CHALLENGE: Find every line in the records that holds the string "document". Copy each one.

Data records:
* begin *

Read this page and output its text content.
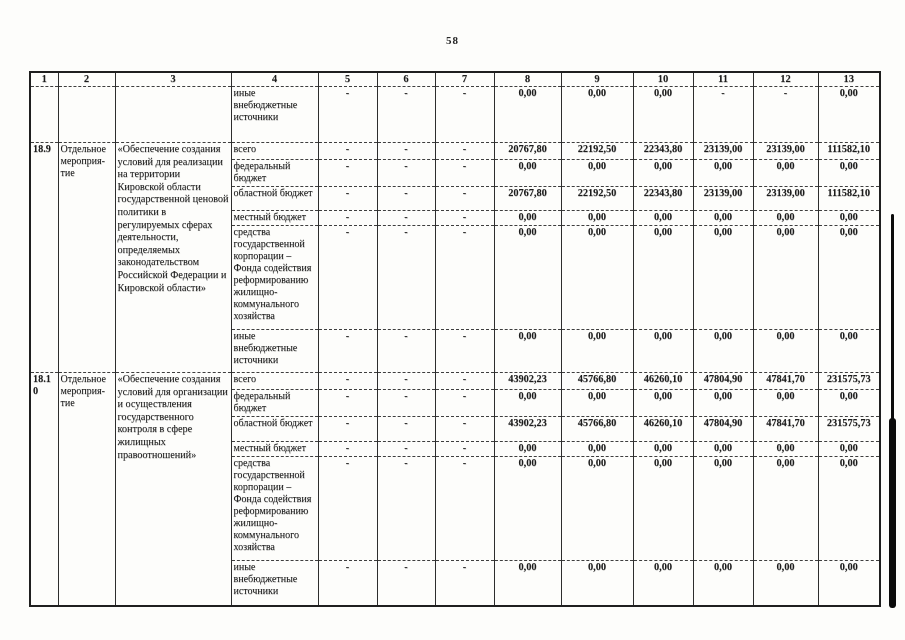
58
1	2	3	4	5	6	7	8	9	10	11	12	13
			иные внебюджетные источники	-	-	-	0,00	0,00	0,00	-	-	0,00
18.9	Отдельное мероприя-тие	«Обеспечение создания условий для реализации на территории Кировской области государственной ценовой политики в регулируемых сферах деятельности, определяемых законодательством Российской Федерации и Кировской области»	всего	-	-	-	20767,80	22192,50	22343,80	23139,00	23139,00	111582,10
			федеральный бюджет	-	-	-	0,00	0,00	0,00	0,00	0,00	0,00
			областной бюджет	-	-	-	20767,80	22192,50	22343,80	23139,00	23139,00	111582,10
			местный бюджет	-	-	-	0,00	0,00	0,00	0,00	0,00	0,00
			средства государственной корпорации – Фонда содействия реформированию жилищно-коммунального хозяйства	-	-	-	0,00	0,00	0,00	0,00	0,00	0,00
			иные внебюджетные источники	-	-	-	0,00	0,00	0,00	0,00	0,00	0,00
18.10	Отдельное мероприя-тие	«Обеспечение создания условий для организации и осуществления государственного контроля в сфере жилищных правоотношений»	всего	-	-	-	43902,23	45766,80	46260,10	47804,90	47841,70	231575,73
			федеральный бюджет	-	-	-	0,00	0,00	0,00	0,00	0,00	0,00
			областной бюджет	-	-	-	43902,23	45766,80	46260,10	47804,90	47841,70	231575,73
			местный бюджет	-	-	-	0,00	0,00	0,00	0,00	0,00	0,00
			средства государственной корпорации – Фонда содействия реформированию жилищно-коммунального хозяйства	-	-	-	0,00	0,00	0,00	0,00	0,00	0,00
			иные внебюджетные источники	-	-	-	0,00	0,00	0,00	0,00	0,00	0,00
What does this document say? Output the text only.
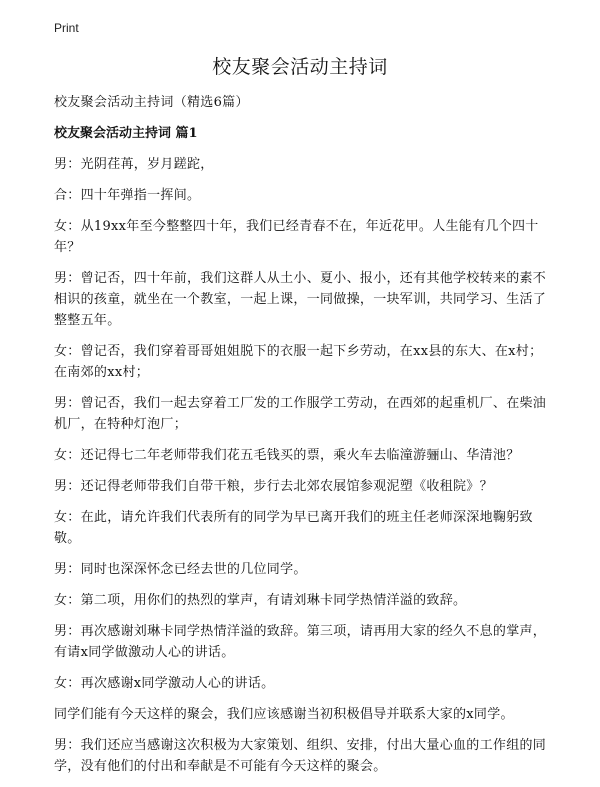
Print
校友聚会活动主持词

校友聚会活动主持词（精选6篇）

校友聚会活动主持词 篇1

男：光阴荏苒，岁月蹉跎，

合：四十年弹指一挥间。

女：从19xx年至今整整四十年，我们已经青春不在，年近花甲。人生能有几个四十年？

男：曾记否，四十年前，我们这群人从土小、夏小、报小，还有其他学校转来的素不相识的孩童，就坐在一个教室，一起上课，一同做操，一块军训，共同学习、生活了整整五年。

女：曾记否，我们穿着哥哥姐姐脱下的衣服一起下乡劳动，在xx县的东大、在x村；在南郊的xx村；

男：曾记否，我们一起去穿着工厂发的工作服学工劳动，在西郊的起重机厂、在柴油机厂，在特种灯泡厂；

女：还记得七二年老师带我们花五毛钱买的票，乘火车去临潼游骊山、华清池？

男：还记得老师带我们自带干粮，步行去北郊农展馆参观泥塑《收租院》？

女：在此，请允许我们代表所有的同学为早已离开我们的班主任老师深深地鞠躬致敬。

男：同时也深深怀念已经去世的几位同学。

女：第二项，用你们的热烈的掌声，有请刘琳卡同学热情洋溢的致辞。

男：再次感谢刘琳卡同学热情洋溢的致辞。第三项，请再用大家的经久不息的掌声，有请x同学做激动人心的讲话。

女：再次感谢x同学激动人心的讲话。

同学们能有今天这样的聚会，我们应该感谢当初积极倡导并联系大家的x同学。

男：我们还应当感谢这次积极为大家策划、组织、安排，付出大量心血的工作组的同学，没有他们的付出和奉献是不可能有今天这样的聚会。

* end *
* begin *

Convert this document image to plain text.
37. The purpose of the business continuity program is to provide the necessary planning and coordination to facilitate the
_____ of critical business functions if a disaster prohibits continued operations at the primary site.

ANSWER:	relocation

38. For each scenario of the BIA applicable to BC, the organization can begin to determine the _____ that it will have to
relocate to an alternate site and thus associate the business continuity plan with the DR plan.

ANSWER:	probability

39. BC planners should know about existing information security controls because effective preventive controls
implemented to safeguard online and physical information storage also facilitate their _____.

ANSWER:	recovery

* end *

RESPONSE:
What does this document say? Output the text only.
Convert this document image to plain text.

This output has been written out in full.